* _RECORDS SHOWN_:
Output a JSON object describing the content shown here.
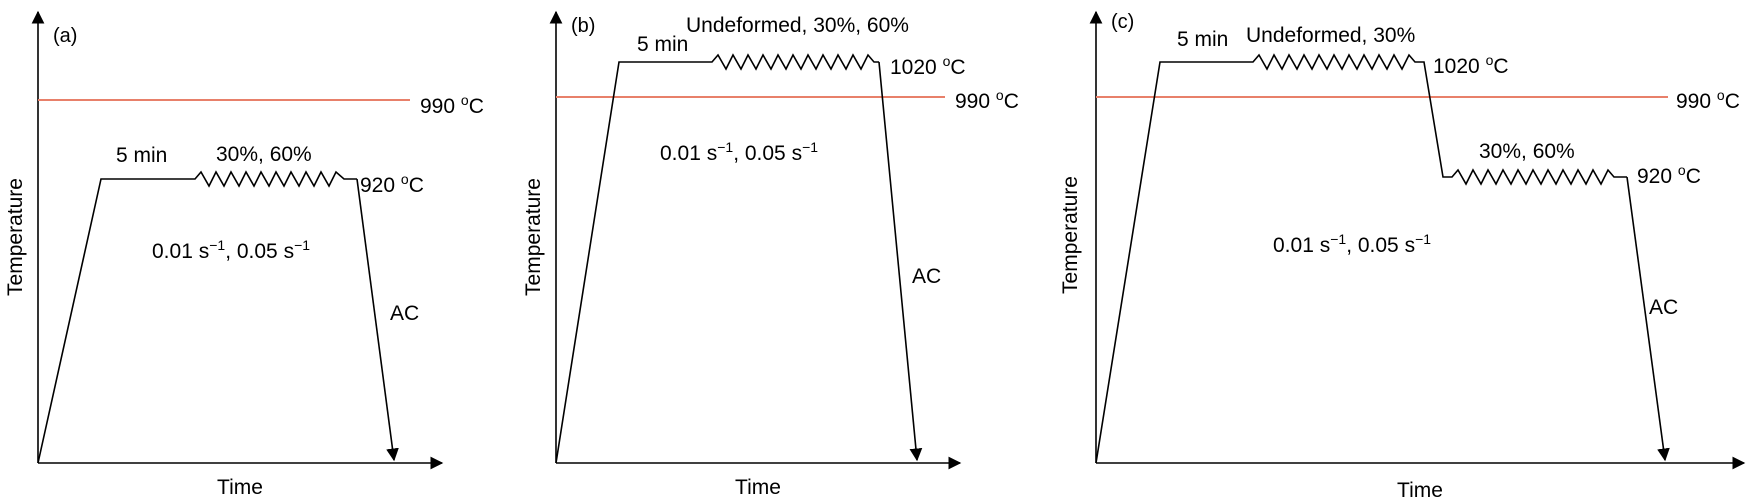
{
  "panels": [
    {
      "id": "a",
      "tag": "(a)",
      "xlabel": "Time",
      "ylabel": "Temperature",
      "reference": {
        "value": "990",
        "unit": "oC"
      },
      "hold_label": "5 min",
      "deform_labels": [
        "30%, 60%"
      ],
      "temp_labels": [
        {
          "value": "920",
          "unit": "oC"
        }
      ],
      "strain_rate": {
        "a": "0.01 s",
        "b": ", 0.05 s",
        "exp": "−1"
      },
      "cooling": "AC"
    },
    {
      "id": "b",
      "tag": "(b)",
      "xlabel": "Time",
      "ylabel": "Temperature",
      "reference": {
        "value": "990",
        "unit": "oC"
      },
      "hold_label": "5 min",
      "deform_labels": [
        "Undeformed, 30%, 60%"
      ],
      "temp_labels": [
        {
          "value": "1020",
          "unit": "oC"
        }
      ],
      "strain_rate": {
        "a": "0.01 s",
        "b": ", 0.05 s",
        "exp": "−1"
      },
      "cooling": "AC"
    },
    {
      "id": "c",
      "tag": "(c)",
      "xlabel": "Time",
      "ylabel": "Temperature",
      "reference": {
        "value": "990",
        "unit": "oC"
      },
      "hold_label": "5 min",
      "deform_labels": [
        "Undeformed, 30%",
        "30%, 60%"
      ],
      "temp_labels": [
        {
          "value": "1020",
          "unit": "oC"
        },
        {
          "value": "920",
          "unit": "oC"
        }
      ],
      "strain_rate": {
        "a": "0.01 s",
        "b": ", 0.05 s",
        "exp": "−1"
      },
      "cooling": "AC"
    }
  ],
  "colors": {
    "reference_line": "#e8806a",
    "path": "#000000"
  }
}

* _TASK INSTRUCTIONS_:
Print out every entry above without changing a word, and leave out the pictures.

* _FINISHED ANSWER_:
Output a JSON object describing the content shown here.
{
  "panels": [
    {
      "id": "a",
      "tag": "(a)",
      "xlabel": "Time",
      "ylabel": "Temperature",
      "reference": {
        "value": "990",
        "unit": "oC"
      },
      "hold_label": "5 min",
      "deform_labels": [
        "30%, 60%"
      ],
      "temp_labels": [
        {
          "value": "920",
          "unit": "oC"
        }
      ],
      "strain_rate": {
        "a": "0.01 s",
        "b": ", 0.05 s",
        "exp": "−1"
      },
      "cooling": "AC"
    },
    {
      "id": "b",
      "tag": "(b)",
      "xlabel": "Time",
      "ylabel": "Temperature",
      "reference": {
        "value": "990",
        "unit": "oC"
      },
      "hold_label": "5 min",
      "deform_labels": [
        "Undeformed, 30%, 60%"
      ],
      "temp_labels": [
        {
          "value": "1020",
          "unit": "oC"
        }
      ],
      "strain_rate": {
        "a": "0.01 s",
        "b": ", 0.05 s",
        "exp": "−1"
      },
      "cooling": "AC"
    },
    {
      "id": "c",
      "tag": "(c)",
      "xlabel": "Time",
      "ylabel": "Temperature",
      "reference": {
        "value": "990",
        "unit": "oC"
      },
      "hold_label": "5 min",
      "deform_labels": [
        "Undeformed, 30%",
        "30%, 60%"
      ],
      "temp_labels": [
        {
          "value": "1020",
          "unit": "oC"
        },
        {
          "value": "920",
          "unit": "oC"
        }
      ],
      "strain_rate": {
        "a": "0.01 s",
        "b": ", 0.05 s",
        "exp": "−1"
      },
      "cooling": "AC"
    }
  ],
  "colors": {
    "reference_line": "#e8806a",
    "path": "#000000"
  }
}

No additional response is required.